→ **WHAT TO PRODUCE**: Read through the records below and copy each line that uses the word "name".

-------- DATASET RECORDS --------

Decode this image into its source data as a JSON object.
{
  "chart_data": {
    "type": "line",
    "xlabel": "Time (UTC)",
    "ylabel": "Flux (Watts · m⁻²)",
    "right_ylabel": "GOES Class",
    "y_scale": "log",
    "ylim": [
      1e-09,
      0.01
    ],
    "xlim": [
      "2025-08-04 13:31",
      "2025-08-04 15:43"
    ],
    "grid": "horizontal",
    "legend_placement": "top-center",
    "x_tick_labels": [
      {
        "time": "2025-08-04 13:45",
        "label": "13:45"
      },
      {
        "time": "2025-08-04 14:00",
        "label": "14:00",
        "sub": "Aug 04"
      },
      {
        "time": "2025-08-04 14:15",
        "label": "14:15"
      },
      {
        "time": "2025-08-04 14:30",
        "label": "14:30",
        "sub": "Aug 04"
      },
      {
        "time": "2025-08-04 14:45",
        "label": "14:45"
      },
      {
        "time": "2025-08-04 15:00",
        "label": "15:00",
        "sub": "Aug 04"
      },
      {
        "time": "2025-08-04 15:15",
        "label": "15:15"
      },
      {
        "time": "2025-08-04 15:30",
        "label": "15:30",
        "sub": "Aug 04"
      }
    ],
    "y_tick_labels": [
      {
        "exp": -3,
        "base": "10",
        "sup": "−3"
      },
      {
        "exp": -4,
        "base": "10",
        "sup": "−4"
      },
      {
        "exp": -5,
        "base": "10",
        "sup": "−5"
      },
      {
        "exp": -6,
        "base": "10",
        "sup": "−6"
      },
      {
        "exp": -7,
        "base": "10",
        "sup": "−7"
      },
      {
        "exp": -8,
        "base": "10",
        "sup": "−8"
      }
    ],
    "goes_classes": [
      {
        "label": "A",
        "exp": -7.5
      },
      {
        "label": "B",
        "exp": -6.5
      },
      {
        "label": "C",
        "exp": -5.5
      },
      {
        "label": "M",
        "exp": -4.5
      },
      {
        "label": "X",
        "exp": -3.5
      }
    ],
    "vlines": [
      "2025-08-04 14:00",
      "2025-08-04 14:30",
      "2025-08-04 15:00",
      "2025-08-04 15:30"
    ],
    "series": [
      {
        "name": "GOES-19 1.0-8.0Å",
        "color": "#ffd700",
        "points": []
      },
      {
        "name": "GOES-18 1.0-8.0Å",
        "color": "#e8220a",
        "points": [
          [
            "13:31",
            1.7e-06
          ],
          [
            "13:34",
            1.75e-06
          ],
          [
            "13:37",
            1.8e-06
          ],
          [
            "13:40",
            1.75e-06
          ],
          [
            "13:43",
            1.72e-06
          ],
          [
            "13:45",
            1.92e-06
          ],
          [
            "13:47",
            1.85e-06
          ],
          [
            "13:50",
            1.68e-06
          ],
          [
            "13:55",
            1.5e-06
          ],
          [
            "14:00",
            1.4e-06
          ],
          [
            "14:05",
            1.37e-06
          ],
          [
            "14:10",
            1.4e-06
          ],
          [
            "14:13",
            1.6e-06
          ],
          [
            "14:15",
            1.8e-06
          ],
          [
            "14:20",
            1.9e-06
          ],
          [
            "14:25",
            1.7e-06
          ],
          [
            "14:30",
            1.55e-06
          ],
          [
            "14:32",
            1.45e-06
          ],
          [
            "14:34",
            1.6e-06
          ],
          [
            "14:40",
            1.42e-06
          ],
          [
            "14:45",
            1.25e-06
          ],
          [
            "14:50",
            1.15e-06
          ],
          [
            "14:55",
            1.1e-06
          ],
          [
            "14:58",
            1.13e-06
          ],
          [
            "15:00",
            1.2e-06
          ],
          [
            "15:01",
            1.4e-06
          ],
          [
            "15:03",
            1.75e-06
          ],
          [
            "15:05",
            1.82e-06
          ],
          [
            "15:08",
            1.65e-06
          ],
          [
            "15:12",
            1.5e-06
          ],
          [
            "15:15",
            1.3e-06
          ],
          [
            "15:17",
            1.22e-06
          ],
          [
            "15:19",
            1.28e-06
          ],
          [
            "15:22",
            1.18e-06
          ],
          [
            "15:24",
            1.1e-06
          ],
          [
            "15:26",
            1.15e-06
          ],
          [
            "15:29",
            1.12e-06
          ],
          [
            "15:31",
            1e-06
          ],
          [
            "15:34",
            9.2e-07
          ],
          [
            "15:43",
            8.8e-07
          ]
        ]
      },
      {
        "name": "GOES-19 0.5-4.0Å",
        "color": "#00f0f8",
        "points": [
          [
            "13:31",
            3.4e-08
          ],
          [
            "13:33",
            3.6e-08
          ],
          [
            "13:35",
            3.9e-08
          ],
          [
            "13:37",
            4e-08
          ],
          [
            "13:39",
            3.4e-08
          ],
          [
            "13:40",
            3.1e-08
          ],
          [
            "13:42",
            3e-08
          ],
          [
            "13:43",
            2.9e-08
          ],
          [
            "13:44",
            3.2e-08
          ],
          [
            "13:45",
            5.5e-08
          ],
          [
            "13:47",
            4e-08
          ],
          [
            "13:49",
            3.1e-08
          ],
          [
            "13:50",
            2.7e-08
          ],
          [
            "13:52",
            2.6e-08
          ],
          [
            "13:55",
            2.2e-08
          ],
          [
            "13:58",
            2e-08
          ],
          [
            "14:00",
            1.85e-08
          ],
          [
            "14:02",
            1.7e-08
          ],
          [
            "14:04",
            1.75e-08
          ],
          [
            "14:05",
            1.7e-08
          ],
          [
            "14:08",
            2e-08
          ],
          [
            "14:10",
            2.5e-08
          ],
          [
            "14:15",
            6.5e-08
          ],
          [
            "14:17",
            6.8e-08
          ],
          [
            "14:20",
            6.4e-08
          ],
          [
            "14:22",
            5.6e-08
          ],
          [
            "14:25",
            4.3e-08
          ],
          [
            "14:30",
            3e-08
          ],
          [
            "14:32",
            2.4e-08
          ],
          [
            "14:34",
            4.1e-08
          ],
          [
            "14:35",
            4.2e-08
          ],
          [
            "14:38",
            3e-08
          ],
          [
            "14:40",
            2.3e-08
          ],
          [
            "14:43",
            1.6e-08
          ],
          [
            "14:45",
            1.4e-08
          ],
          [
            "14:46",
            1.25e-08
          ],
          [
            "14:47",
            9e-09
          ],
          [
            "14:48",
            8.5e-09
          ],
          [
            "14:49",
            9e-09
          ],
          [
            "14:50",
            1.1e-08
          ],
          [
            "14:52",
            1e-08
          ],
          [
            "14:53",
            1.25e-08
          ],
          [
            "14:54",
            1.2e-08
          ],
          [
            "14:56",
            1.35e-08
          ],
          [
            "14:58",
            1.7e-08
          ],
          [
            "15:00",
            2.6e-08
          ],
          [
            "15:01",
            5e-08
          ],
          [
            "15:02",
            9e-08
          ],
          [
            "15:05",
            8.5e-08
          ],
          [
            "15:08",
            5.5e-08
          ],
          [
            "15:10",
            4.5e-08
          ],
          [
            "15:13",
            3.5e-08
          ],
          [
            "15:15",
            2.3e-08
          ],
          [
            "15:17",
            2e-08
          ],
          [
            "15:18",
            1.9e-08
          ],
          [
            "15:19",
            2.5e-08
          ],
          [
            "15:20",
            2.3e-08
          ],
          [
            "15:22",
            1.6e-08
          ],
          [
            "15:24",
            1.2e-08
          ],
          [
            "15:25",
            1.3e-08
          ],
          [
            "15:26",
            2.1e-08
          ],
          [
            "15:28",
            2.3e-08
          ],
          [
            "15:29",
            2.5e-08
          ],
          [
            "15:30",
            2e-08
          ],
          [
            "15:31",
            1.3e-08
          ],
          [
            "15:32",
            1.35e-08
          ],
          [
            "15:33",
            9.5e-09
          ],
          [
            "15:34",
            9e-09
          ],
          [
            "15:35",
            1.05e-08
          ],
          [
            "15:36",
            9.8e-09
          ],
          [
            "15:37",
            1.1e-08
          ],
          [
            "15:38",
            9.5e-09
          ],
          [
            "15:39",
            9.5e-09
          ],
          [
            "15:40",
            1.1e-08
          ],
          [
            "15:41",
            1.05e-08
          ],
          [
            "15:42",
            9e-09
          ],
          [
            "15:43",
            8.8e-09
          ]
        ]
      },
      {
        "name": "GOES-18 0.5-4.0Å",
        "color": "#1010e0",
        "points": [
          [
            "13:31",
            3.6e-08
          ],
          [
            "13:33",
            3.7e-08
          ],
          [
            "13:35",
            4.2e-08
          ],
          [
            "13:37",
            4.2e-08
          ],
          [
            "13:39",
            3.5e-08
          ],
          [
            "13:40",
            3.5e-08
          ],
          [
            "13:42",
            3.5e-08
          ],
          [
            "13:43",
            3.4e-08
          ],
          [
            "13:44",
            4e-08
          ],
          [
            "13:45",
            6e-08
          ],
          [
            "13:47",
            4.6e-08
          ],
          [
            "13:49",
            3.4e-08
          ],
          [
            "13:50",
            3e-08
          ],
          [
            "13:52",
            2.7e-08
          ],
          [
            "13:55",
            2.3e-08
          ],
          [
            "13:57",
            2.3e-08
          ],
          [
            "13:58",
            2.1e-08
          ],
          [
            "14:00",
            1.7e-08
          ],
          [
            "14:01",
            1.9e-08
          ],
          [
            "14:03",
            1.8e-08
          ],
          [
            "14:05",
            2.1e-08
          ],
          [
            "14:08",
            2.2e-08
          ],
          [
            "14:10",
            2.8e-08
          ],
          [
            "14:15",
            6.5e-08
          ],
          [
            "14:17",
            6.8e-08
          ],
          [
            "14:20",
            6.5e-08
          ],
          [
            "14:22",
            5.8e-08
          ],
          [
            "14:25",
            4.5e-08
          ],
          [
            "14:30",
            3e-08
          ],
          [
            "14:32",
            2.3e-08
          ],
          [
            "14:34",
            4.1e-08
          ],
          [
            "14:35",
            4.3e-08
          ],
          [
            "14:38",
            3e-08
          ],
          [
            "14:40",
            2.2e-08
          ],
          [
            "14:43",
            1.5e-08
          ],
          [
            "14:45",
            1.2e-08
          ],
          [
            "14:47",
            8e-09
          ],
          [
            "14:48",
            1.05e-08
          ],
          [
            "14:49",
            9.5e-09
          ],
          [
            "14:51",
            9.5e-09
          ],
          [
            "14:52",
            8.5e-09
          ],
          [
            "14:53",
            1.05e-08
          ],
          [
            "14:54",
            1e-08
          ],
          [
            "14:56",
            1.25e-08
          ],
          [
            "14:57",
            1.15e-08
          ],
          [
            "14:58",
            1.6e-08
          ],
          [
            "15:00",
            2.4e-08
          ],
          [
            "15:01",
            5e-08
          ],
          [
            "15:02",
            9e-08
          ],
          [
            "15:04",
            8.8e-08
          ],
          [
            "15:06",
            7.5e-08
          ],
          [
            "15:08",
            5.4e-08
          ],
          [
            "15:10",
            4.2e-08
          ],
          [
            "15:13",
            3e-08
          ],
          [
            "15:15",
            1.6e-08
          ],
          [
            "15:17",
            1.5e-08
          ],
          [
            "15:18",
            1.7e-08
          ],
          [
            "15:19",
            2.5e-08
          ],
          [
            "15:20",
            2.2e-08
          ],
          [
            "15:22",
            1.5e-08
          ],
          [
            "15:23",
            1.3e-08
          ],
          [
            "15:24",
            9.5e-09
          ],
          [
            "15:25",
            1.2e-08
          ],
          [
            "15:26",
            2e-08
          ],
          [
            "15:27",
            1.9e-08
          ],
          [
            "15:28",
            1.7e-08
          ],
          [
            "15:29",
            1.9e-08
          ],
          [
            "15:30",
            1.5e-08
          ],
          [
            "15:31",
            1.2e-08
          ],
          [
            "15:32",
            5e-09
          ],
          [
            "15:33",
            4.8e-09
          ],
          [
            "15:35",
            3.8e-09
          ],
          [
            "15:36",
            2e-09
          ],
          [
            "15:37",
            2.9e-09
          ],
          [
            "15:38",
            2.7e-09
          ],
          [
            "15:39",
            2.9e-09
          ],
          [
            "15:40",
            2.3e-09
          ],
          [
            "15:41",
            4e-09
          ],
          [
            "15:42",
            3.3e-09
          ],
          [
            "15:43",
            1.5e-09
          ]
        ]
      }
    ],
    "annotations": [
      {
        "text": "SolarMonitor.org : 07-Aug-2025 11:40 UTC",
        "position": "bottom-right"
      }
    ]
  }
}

--------

→ **COMPLETE ANSWER**:
        "name": "GOES-19 1.0-8.0Å",
        "name": "GOES-18 1.0-8.0Å",
        "name": "GOES-19 0.5-4.0Å",
        "name": "GOES-18 0.5-4.0Å",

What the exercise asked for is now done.